━━ Data listing

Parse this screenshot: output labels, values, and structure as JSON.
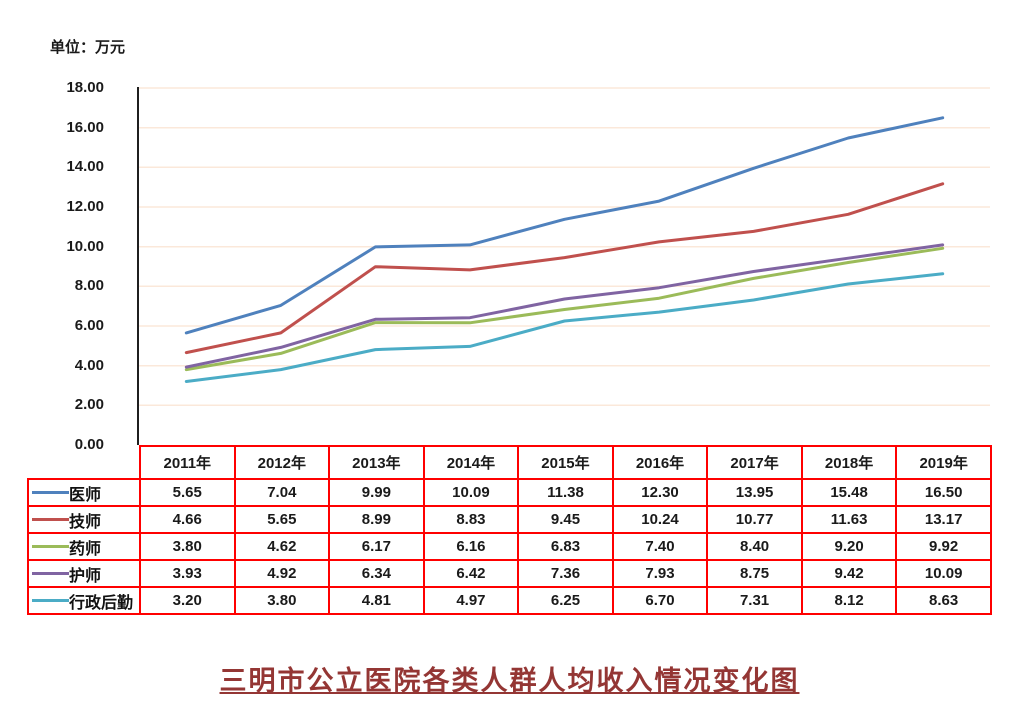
{
  "unit_label": "单位：万元",
  "title": "三明市公立医院各类人群人均收入情况变化图",
  "colors": {
    "gridline": "#FBE8DA",
    "axis": "#1f1f1f",
    "table_border": "#FF0000",
    "title_color": "#943634"
  },
  "chart_data": {
    "type": "line",
    "categories": [
      "2011年",
      "2012年",
      "2013年",
      "2014年",
      "2015年",
      "2016年",
      "2017年",
      "2018年",
      "2019年"
    ],
    "series": [
      {
        "key": "physician",
        "name": "医师",
        "color": "#4F81BD",
        "values": [
          5.65,
          7.04,
          9.99,
          10.09,
          11.38,
          12.3,
          13.95,
          15.48,
          16.5
        ]
      },
      {
        "key": "technician",
        "name": "技师",
        "color": "#C0504D",
        "values": [
          4.66,
          5.65,
          8.99,
          8.83,
          9.45,
          10.24,
          10.77,
          11.63,
          13.17
        ]
      },
      {
        "key": "pharmacist",
        "name": "药师",
        "color": "#9BBB59",
        "values": [
          3.8,
          4.62,
          6.17,
          6.16,
          6.83,
          7.4,
          8.4,
          9.2,
          9.92
        ]
      },
      {
        "key": "nurse",
        "name": "护师",
        "color": "#8064A2",
        "values": [
          3.93,
          4.92,
          6.34,
          6.42,
          7.36,
          7.93,
          8.75,
          9.42,
          10.09
        ]
      },
      {
        "key": "admin-logistics",
        "name": "行政后勤",
        "color": "#4BACC6",
        "values": [
          3.2,
          3.8,
          4.81,
          4.97,
          6.25,
          6.7,
          7.31,
          8.12,
          8.63
        ]
      }
    ],
    "title": "三明市公立医院各类人群人均收入情况变化图",
    "xlabel": "",
    "ylabel": "单位：万元",
    "ylim": [
      0,
      18
    ],
    "ytick_step": 2,
    "ytick_labels": [
      "0.00",
      "2.00",
      "4.00",
      "6.00",
      "8.00",
      "10.00",
      "12.00",
      "14.00",
      "16.00",
      "18.00"
    ],
    "grid": true,
    "legend_position": "table-left-column",
    "value_decimals": 2
  }
}
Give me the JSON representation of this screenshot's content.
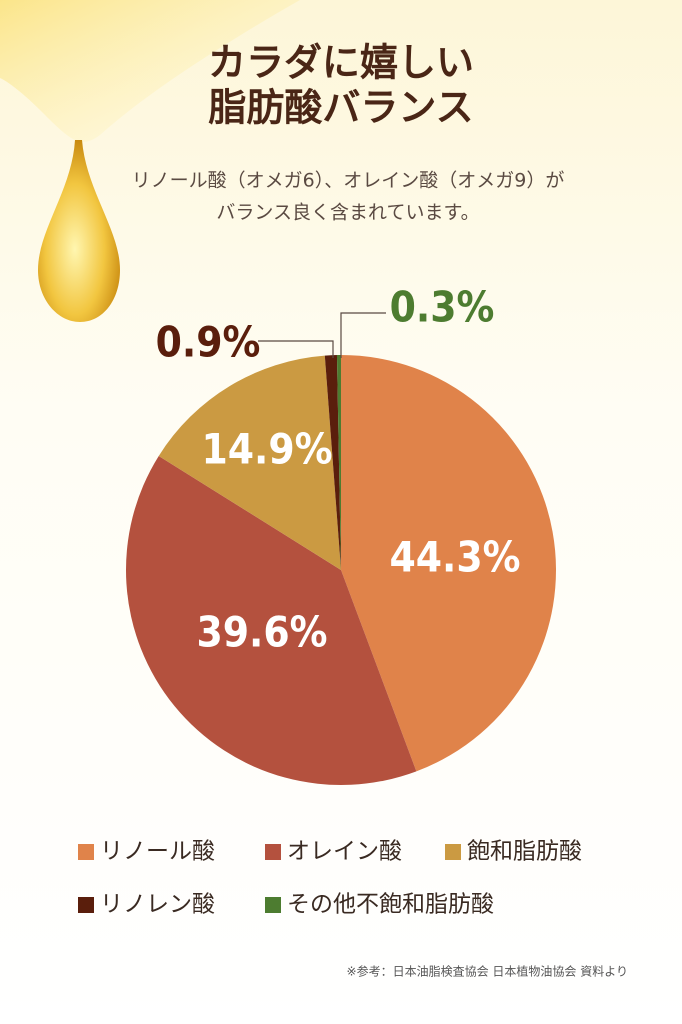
{
  "chart_data": {
    "type": "pie",
    "title": [
      "カラダに嬉しい",
      "脂肪酸バランス"
    ],
    "subtitle": [
      "リノール酸（オメガ6）、オレイン酸（オメガ9）が",
      "バランス良く含まれています。"
    ],
    "categories": [
      "リノール酸",
      "オレイン酸",
      "飽和脂肪酸",
      "リノレン酸",
      "その他不飽和脂肪酸"
    ],
    "values": [
      44.3,
      39.6,
      14.9,
      0.9,
      0.3
    ],
    "value_labels": [
      "44.3%",
      "39.6%",
      "14.9%",
      "0.9%",
      "0.3%"
    ],
    "colors": [
      "#e0834a",
      "#b4513e",
      "#cb9a42",
      "#5a1e0c",
      "#4d7c30"
    ],
    "source": "※参考：日本油脂検査協会 日本植物油協会 資料より"
  }
}
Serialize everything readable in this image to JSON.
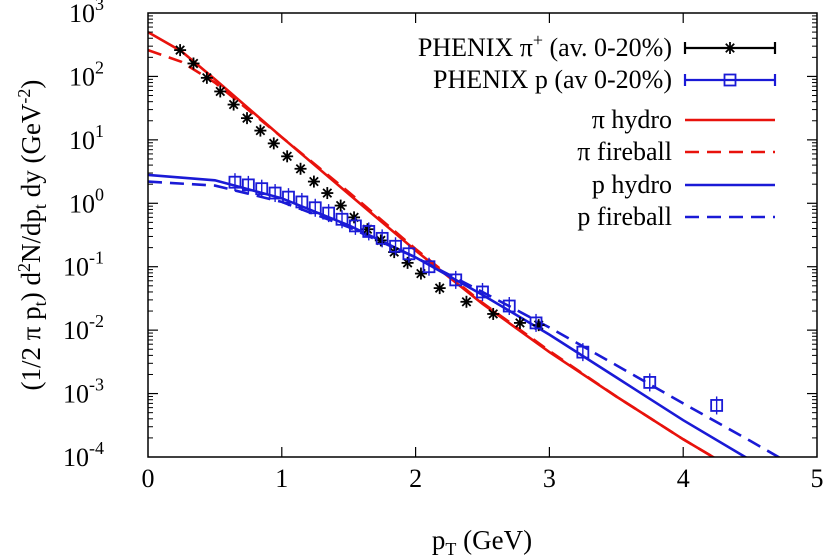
{
  "chart_data": {
    "type": "scatter",
    "xlabel_main": "p",
    "xlabel_sub": "T",
    "xlabel_rest": " (GeV)",
    "ylabel_parts": {
      "a": "(1/2 π p",
      "b": "t",
      "c": ") d",
      "d": "2",
      "e": "N/dp",
      "f": "t",
      "g": " dy (GeV",
      "h": "-2",
      "i": ")"
    },
    "xlim": [
      0,
      5
    ],
    "ylim": [
      0.0001,
      1000
    ],
    "yscale": "log",
    "x_ticks": [
      "0",
      "1",
      "2",
      "3",
      "4",
      "5"
    ],
    "y_ticks": [
      {
        "base": "10",
        "exp": "-4"
      },
      {
        "base": "10",
        "exp": "-3"
      },
      {
        "base": "10",
        "exp": "-2"
      },
      {
        "base": "10",
        "exp": "-1"
      },
      {
        "base": "10",
        "exp": "0"
      },
      {
        "base": "10",
        "exp": "1"
      },
      {
        "base": "10",
        "exp": "2"
      },
      {
        "base": "10",
        "exp": "3"
      }
    ],
    "legend_position": "top-right",
    "series": [
      {
        "name": "PHENIX π+ (av. 0-20%)",
        "legend_main": "PHENIX π",
        "legend_sup": "+",
        "legend_rest": " (av. 0-20%)",
        "kind": "points",
        "marker": "star",
        "color": "#000000",
        "x": [
          0.24,
          0.34,
          0.44,
          0.54,
          0.64,
          0.74,
          0.84,
          0.94,
          1.04,
          1.14,
          1.24,
          1.34,
          1.44,
          1.54,
          1.64,
          1.74,
          1.84,
          1.94,
          2.04,
          2.18,
          2.38,
          2.58,
          2.78,
          2.92
        ],
        "y": [
          260,
          160,
          95,
          58,
          36,
          22,
          14,
          8.8,
          5.5,
          3.5,
          2.2,
          1.45,
          0.92,
          0.6,
          0.39,
          0.26,
          0.17,
          0.115,
          0.078,
          0.046,
          0.028,
          0.018,
          0.013,
          0.012
        ]
      },
      {
        "name": "PHENIX p (av 0-20%)",
        "legend_main": "PHENIX p (av 0-20%)",
        "kind": "points",
        "marker": "open-square",
        "color": "#1a1ad6",
        "x": [
          0.65,
          0.75,
          0.85,
          0.95,
          1.05,
          1.15,
          1.25,
          1.35,
          1.45,
          1.55,
          1.65,
          1.75,
          1.85,
          1.95,
          2.1,
          2.3,
          2.5,
          2.7,
          2.9,
          3.25,
          3.75,
          4.25
        ],
        "y": [
          2.15,
          1.95,
          1.7,
          1.45,
          1.25,
          1.05,
          0.85,
          0.7,
          0.56,
          0.44,
          0.36,
          0.28,
          0.21,
          0.16,
          0.1,
          0.062,
          0.04,
          0.024,
          0.013,
          0.0045,
          0.0015,
          0.00065
        ]
      },
      {
        "name": "π hydro",
        "legend_main": "π hydro",
        "kind": "line",
        "dash": "solid",
        "color": "#e8120c",
        "x": [
          0.0,
          0.25,
          0.5,
          1.0,
          1.5,
          2.0,
          2.5,
          3.0,
          3.5,
          4.0,
          4.3
        ],
        "y": [
          500,
          250,
          90,
          11,
          1.4,
          0.18,
          0.026,
          0.0045,
          0.0009,
          0.00019,
          8e-05
        ]
      },
      {
        "name": "π fireball",
        "legend_main": "π fireball",
        "kind": "line",
        "dash": "dashed",
        "color": "#e8120c",
        "x": [
          0.0,
          0.25,
          0.5,
          1.0,
          1.5,
          2.0,
          2.5,
          3.0,
          3.5,
          4.0,
          4.3
        ],
        "y": [
          260,
          170,
          80,
          11,
          1.5,
          0.19,
          0.027,
          0.0047,
          0.0009,
          0.00019,
          8e-05
        ]
      },
      {
        "name": "p hydro",
        "legend_main": "p hydro",
        "kind": "line",
        "dash": "solid",
        "color": "#1a1ad6",
        "x": [
          0.0,
          0.5,
          1.0,
          1.5,
          2.0,
          2.5,
          3.0,
          3.5,
          4.0,
          4.5,
          4.6
        ],
        "y": [
          2.8,
          2.3,
          1.2,
          0.45,
          0.14,
          0.036,
          0.0085,
          0.0018,
          0.00038,
          9e-05,
          7e-05
        ]
      },
      {
        "name": "p fireball",
        "legend_main": "p fireball",
        "kind": "line",
        "dash": "dashed",
        "color": "#1a1ad6",
        "x": [
          0.0,
          0.5,
          1.0,
          1.5,
          2.0,
          2.5,
          3.0,
          3.5,
          4.0,
          4.5,
          4.75
        ],
        "y": [
          2.2,
          1.9,
          1.05,
          0.42,
          0.14,
          0.04,
          0.011,
          0.0028,
          0.0007,
          0.00018,
          9e-05
        ]
      }
    ]
  }
}
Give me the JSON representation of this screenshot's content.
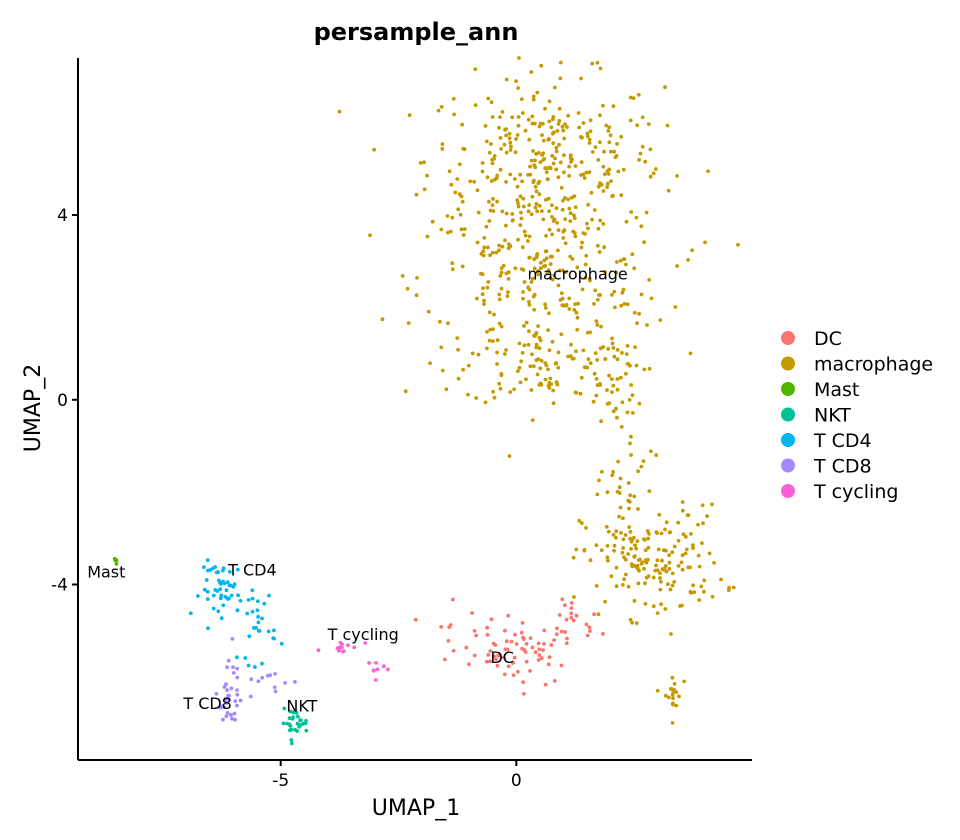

━━━━

Work required
Search the records for the word "this" and copy every line where it occurs.

Final answer
Parse this screenshot: output labels, values, and structure as JSON.
Give me the JSON representation of this screenshot's content.
Serialize everything readable in this image to JSON.
Give me the JSON representation of this screenshot's content.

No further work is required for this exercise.